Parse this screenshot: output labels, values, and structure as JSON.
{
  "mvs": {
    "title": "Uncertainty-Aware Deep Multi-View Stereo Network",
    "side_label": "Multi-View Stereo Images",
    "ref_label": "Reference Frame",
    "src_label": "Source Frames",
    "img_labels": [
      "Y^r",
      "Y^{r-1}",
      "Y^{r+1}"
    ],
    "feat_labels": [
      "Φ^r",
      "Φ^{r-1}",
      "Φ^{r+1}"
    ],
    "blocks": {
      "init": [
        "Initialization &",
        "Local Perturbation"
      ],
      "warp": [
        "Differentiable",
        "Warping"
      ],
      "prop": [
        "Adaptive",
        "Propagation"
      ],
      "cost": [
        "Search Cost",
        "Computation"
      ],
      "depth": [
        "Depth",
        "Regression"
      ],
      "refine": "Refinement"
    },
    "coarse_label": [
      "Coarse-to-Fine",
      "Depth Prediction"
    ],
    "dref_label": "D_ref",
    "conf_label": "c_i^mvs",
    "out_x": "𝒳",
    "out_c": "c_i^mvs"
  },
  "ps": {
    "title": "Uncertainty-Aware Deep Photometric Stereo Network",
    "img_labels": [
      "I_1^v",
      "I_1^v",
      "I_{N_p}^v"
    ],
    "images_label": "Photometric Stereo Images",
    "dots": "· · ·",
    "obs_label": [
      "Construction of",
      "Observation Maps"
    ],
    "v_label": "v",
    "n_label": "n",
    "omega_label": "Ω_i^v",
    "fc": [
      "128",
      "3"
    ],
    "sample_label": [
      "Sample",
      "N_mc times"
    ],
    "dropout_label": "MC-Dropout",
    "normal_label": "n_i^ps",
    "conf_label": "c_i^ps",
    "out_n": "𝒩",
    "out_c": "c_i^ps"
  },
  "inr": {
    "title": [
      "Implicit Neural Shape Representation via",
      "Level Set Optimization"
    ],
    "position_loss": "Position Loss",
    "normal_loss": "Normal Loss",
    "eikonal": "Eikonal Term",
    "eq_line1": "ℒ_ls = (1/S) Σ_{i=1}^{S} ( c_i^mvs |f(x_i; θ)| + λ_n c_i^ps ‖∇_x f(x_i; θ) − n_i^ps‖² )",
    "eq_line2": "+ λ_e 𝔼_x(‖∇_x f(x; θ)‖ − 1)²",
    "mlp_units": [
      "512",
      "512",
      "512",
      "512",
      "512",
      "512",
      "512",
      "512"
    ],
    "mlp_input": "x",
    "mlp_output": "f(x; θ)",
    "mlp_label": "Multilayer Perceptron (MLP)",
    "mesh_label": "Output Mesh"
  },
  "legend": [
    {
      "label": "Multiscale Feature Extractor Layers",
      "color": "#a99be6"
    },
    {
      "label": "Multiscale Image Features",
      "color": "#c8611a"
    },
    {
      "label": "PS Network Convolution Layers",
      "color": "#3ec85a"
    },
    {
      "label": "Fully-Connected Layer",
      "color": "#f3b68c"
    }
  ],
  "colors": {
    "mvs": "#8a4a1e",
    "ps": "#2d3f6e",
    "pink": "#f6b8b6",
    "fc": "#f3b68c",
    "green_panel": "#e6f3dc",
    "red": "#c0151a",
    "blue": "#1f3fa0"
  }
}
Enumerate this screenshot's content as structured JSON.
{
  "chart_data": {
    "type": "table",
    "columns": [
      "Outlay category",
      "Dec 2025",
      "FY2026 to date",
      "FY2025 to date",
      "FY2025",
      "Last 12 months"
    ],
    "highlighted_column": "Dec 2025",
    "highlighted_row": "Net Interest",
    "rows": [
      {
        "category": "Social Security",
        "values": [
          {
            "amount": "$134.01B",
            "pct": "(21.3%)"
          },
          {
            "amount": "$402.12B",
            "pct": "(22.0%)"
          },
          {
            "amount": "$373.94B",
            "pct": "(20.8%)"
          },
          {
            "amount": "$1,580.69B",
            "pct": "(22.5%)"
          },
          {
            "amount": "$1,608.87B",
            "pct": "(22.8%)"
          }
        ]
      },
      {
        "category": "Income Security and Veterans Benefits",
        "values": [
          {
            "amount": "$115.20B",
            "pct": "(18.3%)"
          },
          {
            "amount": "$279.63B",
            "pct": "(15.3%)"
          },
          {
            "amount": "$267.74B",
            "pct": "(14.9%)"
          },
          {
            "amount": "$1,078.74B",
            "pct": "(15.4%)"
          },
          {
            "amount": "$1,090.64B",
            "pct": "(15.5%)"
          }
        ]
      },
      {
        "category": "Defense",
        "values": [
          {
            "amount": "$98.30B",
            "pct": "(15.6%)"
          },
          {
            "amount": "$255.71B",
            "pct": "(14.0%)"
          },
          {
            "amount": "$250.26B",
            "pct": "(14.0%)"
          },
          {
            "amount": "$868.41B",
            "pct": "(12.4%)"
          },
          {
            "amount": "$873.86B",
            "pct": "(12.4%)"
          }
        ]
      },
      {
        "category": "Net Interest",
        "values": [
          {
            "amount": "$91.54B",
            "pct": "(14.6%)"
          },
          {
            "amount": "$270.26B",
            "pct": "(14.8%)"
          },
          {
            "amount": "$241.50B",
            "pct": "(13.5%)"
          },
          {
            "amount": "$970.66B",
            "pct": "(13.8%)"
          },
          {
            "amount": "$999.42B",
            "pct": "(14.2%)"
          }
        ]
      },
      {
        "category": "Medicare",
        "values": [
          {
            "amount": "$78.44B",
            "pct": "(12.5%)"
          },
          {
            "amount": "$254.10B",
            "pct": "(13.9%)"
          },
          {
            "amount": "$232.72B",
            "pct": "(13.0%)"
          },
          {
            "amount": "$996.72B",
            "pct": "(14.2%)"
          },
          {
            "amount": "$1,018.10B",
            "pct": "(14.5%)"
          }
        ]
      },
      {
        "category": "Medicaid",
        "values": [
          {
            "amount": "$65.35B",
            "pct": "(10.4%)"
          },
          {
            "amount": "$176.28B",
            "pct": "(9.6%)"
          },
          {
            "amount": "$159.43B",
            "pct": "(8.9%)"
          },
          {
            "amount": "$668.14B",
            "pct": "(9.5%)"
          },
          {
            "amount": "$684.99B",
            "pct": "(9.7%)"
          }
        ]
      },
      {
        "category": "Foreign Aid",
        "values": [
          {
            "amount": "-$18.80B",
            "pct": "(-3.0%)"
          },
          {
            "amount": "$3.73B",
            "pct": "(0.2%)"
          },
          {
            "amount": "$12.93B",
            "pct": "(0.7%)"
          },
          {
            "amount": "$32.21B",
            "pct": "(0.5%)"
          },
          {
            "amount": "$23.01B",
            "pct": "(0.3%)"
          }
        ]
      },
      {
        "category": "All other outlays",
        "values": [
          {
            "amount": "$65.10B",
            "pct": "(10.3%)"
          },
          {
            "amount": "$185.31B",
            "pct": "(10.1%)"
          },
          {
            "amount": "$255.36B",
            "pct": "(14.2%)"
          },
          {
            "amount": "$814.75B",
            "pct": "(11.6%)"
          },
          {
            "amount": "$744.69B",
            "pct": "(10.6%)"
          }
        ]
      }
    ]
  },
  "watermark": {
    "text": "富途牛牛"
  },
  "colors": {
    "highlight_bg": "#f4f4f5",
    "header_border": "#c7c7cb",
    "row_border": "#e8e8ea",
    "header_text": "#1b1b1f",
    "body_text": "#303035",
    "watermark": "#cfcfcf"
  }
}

#####

Determine the number of lines in the listing that contain the string "Stereo". Write that number and nothing else.

• **WORKED ANSWER**
4